## START

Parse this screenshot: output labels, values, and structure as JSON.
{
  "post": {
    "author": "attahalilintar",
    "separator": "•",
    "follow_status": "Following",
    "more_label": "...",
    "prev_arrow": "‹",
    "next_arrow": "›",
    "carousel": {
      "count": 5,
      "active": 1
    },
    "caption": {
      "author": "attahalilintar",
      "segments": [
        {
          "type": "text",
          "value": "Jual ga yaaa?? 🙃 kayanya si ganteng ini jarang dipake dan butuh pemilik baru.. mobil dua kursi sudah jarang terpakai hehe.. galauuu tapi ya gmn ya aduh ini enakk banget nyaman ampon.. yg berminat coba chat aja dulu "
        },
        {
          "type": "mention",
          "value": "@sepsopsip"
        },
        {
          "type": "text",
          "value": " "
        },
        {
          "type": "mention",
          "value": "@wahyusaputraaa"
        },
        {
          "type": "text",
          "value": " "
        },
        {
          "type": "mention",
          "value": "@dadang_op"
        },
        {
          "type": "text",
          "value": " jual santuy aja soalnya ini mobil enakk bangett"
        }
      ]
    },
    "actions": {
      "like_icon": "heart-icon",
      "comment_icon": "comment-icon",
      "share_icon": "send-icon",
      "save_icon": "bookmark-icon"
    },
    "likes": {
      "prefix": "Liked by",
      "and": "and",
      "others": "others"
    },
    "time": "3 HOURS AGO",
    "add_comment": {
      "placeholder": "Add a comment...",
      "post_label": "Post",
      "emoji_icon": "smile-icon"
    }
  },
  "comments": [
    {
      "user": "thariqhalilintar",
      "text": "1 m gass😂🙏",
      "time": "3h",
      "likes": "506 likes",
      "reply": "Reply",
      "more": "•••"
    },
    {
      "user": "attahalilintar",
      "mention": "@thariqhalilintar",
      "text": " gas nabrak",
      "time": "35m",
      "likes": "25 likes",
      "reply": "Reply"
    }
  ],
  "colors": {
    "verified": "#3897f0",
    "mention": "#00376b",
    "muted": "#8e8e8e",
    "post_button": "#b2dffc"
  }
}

## END

* PROBLEM *
Each line must be given again exactly as written above.

* OUTPUT OF THE EXERCISE *
Parse this screenshot: output labels, values, and structure as JSON.
{
  "post": {
    "author": "attahalilintar",
    "separator": "•",
    "follow_status": "Following",
    "more_label": "...",
    "prev_arrow": "‹",
    "next_arrow": "›",
    "carousel": {
      "count": 5,
      "active": 1
    },
    "caption": {
      "author": "attahalilintar",
      "segments": [
        {
          "type": "text",
          "value": "Jual ga yaaa?? 🙃 kayanya si ganteng ini jarang dipake dan butuh pemilik baru.. mobil dua kursi sudah jarang terpakai hehe.. galauuu tapi ya gmn ya aduh ini enakk banget nyaman ampon.. yg berminat coba chat aja dulu "
        },
        {
          "type": "mention",
          "value": "@sepsopsip"
        },
        {
          "type": "text",
          "value": " "
        },
        {
          "type": "mention",
          "value": "@wahyusaputraaa"
        },
        {
          "type": "text",
          "value": " "
        },
        {
          "type": "mention",
          "value": "@dadang_op"
        },
        {
          "type": "text",
          "value": " jual santuy aja soalnya ini mobil enakk bangett"
        }
      ]
    },
    "actions": {
      "like_icon": "heart-icon",
      "comment_icon": "comment-icon",
      "share_icon": "send-icon",
      "save_icon": "bookmark-icon"
    },
    "likes": {
      "prefix": "Liked by",
      "and": "and",
      "others": "others"
    },
    "time": "3 HOURS AGO",
    "add_comment": {
      "placeholder": "Add a comment...",
      "post_label": "Post",
      "emoji_icon": "smile-icon"
    }
  },
  "comments": [
    {
      "user": "thariqhalilintar",
      "text": "1 m gass😂🙏",
      "time": "3h",
      "likes": "506 likes",
      "reply": "Reply",
      "more": "•••"
    },
    {
      "user": "attahalilintar",
      "mention": "@thariqhalilintar",
      "text": " gas nabrak",
      "time": "35m",
      "likes": "25 likes",
      "reply": "Reply"
    }
  ],
  "colors": {
    "verified": "#3897f0",
    "mention": "#00376b",
    "muted": "#8e8e8e",
    "post_button": "#b2dffc"
  }
}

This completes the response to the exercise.